The request: Extract all records. Keep each one exact.

Dataset rows:
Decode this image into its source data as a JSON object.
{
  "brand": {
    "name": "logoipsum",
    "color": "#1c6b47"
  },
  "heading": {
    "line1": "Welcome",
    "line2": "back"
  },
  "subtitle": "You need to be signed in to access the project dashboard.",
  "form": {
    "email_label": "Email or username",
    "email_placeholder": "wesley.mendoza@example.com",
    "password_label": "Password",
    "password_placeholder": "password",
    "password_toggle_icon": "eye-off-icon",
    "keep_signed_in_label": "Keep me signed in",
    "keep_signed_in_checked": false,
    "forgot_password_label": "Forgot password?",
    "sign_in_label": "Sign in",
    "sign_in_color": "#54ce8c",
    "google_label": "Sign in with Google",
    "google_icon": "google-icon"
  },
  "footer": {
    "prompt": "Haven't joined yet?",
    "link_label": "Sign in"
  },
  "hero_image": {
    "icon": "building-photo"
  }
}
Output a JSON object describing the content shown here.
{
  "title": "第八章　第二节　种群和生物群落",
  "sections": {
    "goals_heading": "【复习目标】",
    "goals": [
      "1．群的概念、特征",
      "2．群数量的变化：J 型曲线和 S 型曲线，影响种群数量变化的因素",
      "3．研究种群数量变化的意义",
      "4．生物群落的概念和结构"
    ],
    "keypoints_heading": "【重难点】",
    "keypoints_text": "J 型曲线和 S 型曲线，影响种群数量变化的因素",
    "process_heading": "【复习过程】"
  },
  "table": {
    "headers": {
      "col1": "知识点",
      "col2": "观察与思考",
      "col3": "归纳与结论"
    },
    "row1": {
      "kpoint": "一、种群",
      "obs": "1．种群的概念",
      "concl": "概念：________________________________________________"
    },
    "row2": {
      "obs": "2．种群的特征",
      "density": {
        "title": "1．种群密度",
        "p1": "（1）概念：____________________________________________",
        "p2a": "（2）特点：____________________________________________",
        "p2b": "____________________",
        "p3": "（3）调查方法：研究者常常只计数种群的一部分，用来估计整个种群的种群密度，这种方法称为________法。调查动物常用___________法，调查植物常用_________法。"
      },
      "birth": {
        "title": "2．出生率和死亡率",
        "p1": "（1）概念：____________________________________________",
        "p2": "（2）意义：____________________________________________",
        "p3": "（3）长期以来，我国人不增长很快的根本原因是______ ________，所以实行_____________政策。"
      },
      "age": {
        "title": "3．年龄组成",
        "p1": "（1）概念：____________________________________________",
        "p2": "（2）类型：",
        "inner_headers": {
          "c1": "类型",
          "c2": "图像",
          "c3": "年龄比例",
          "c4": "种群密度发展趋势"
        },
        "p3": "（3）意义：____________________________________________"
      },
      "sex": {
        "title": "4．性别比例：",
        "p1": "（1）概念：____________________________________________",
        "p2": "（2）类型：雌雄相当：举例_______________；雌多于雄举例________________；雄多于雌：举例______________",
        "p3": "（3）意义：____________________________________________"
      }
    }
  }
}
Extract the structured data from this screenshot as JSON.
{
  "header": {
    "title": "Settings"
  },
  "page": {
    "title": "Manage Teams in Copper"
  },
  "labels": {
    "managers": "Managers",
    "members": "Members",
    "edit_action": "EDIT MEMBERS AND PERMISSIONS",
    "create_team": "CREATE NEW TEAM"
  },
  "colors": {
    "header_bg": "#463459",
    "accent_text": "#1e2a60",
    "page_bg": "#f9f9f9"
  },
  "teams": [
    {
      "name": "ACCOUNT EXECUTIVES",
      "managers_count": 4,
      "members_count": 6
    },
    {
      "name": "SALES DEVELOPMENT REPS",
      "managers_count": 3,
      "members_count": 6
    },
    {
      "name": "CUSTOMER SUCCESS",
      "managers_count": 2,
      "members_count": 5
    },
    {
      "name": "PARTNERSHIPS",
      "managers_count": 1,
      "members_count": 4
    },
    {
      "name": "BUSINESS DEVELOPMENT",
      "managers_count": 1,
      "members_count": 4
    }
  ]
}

Result for this exercise:
Decode this image into its source data as a JSON object.
{
  "brand": {
    "name": "logoipsum",
    "color": "#1c6b47"
  },
  "heading": {
    "line1": "Welcome",
    "line2": "back"
  },
  "subtitle": "You need to be signed in to access the project dashboard.",
  "form": {
    "email_label": "Email or username",
    "email_placeholder": "wesley.mendoza@example.com",
    "password_label": "Password",
    "password_placeholder": "password",
    "password_toggle_icon": "eye-off-icon",
    "keep_signed_in_label": "Keep me signed in",
    "keep_signed_in_checked": false,
    "forgot_password_label": "Forgot password?",
    "sign_in_label": "Sign in",
    "sign_in_color": "#54ce8c",
    "google_label": "Sign in with Google",
    "google_icon": "google-icon"
  },
  "footer": {
    "prompt": "Haven't joined yet?",
    "link_label": "Sign in"
  },
  "hero_image": {
    "icon": "building-photo"
  }
}
Output a JSON object describing the content shown here.
{
  "title": "第八章　第二节　种群和生物群落",
  "sections": {
    "goals_heading": "【复习目标】",
    "goals": [
      "1．群的概念、特征",
      "2．群数量的变化：J 型曲线和 S 型曲线，影响种群数量变化的因素",
      "3．研究种群数量变化的意义",
      "4．生物群落的概念和结构"
    ],
    "keypoints_heading": "【重难点】",
    "keypoints_text": "J 型曲线和 S 型曲线，影响种群数量变化的因素",
    "process_heading": "【复习过程】"
  },
  "table": {
    "headers": {
      "col1": "知识点",
      "col2": "观察与思考",
      "col3": "归纳与结论"
    },
    "row1": {
      "kpoint": "一、种群",
      "obs": "1．种群的概念",
      "concl": "概念：________________________________________________"
    },
    "row2": {
      "obs": "2．种群的特征",
      "density": {
        "title": "1．种群密度",
        "p1": "（1）概念：____________________________________________",
        "p2a": "（2）特点：____________________________________________",
        "p2b": "____________________",
        "p3": "（3）调查方法：研究者常常只计数种群的一部分，用来估计整个种群的种群密度，这种方法称为________法。调查动物常用___________法，调查植物常用_________法。"
      },
      "birth": {
        "title": "2．出生率和死亡率",
        "p1": "（1）概念：____________________________________________",
        "p2": "（2）意义：____________________________________________",
        "p3": "（3）长期以来，我国人不增长很快的根本原因是______ ________，所以实行_____________政策。"
      },
      "age": {
        "title": "3．年龄组成",
        "p1": "（1）概念：____________________________________________",
        "p2": "（2）类型：",
        "inner_headers": {
          "c1": "类型",
          "c2": "图像",
          "c3": "年龄比例",
          "c4": "种群密度发展趋势"
        },
        "p3": "（3）意义：____________________________________________"
      },
      "sex": {
        "title": "4．性别比例：",
        "p1": "（1）概念：____________________________________________",
        "p2": "（2）类型：雌雄相当：举例_______________；雌多于雄举例________________；雄多于雌：举例______________",
        "p3": "（3）意义：____________________________________________"
      }
    }
  }
}
Extract the structured data from this screenshot as JSON.
{
  "header": {
    "title": "Settings"
  },
  "page": {
    "title": "Manage Teams in Copper"
  },
  "labels": {
    "managers": "Managers",
    "members": "Members",
    "edit_action": "EDIT MEMBERS AND PERMISSIONS",
    "create_team": "CREATE NEW TEAM"
  },
  "colors": {
    "header_bg": "#463459",
    "accent_text": "#1e2a60",
    "page_bg": "#f9f9f9"
  },
  "teams": [
    {
      "name": "ACCOUNT EXECUTIVES",
      "managers_count": 4,
      "members_count": 6
    },
    {
      "name": "SALES DEVELOPMENT REPS",
      "managers_count": 3,
      "members_count": 6
    },
    {
      "name": "CUSTOMER SUCCESS",
      "managers_count": 2,
      "members_count": 5
    },
    {
      "name": "PARTNERSHIPS",
      "managers_count": 1,
      "members_count": 4
    },
    {
      "name": "BUSINESS DEVELOPMENT",
      "managers_count": 1,
      "members_count": 4
    }
  ]
}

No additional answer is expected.